[Collection entries]
———

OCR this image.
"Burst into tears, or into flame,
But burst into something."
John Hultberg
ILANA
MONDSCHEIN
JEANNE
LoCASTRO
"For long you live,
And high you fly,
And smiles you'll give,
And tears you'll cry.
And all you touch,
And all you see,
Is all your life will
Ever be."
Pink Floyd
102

———

§ **EXERCISE BRIEF**
Extract the data exactly as given.

§ **OUTPUT BELOW**
OCR this image.
"Burst into tears, or into flame,
But burst into something."
John Hultberg
ILANA
MONDSCHEIN
JEANNE
LoCASTRO
"For long you live,
And high you fly,
And smiles you'll give,
And tears you'll cry.
And all you touch,
And all you see,
Is all your life will
Ever be."
Pink Floyd
102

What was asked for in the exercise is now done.